### WRITTEN EXERCISE
Reproduce the material exactly, omitting nothing.

** begin PROVIDED DATA **

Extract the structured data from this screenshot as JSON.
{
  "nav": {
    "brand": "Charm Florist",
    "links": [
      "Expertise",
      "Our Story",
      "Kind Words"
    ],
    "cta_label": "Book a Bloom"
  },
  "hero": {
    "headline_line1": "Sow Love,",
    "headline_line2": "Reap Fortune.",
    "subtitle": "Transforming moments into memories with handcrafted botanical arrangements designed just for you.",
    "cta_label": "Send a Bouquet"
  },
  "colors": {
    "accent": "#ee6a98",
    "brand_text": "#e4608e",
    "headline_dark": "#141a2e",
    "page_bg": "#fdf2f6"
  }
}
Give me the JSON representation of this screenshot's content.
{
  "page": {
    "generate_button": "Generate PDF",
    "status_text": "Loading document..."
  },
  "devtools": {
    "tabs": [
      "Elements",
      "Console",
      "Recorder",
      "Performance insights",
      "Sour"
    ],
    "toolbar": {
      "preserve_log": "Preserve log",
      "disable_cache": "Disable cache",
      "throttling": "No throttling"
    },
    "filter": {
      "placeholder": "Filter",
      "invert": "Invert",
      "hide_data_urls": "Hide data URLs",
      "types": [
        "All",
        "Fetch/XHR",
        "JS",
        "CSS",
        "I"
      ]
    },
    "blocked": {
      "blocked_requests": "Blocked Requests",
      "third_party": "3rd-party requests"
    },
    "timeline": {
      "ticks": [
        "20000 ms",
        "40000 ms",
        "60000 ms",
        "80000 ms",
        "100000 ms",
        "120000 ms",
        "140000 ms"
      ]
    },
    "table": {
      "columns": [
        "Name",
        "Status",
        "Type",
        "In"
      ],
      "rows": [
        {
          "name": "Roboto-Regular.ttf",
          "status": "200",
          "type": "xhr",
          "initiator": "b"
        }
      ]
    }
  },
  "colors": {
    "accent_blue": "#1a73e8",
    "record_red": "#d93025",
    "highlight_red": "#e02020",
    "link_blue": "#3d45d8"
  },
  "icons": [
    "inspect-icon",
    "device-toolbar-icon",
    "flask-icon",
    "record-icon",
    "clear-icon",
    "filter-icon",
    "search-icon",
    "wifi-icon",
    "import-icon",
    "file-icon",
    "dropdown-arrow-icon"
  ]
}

** end PROVIDED DATA **

### EXPECTED ANSWER
Extract the structured data from this screenshot as JSON.
{
  "nav": {
    "brand": "Charm Florist",
    "links": [
      "Expertise",
      "Our Story",
      "Kind Words"
    ],
    "cta_label": "Book a Bloom"
  },
  "hero": {
    "headline_line1": "Sow Love,",
    "headline_line2": "Reap Fortune.",
    "subtitle": "Transforming moments into memories with handcrafted botanical arrangements designed just for you.",
    "cta_label": "Send a Bouquet"
  },
  "colors": {
    "accent": "#ee6a98",
    "brand_text": "#e4608e",
    "headline_dark": "#141a2e",
    "page_bg": "#fdf2f6"
  }
}
Give me the JSON representation of this screenshot's content.
{
  "page": {
    "generate_button": "Generate PDF",
    "status_text": "Loading document..."
  },
  "devtools": {
    "tabs": [
      "Elements",
      "Console",
      "Recorder",
      "Performance insights",
      "Sour"
    ],
    "toolbar": {
      "preserve_log": "Preserve log",
      "disable_cache": "Disable cache",
      "throttling": "No throttling"
    },
    "filter": {
      "placeholder": "Filter",
      "invert": "Invert",
      "hide_data_urls": "Hide data URLs",
      "types": [
        "All",
        "Fetch/XHR",
        "JS",
        "CSS",
        "I"
      ]
    },
    "blocked": {
      "blocked_requests": "Blocked Requests",
      "third_party": "3rd-party requests"
    },
    "timeline": {
      "ticks": [
        "20000 ms",
        "40000 ms",
        "60000 ms",
        "80000 ms",
        "100000 ms",
        "120000 ms",
        "140000 ms"
      ]
    },
    "table": {
      "columns": [
        "Name",
        "Status",
        "Type",
        "In"
      ],
      "rows": [
        {
          "name": "Roboto-Regular.ttf",
          "status": "200",
          "type": "xhr",
          "initiator": "b"
        }
      ]
    }
  },
  "colors": {
    "accent_blue": "#1a73e8",
    "record_red": "#d93025",
    "highlight_red": "#e02020",
    "link_blue": "#3d45d8"
  },
  "icons": [
    "inspect-icon",
    "device-toolbar-icon",
    "flask-icon",
    "record-icon",
    "clear-icon",
    "filter-icon",
    "search-icon",
    "wifi-icon",
    "import-icon",
    "file-icon",
    "dropdown-arrow-icon"
  ]
}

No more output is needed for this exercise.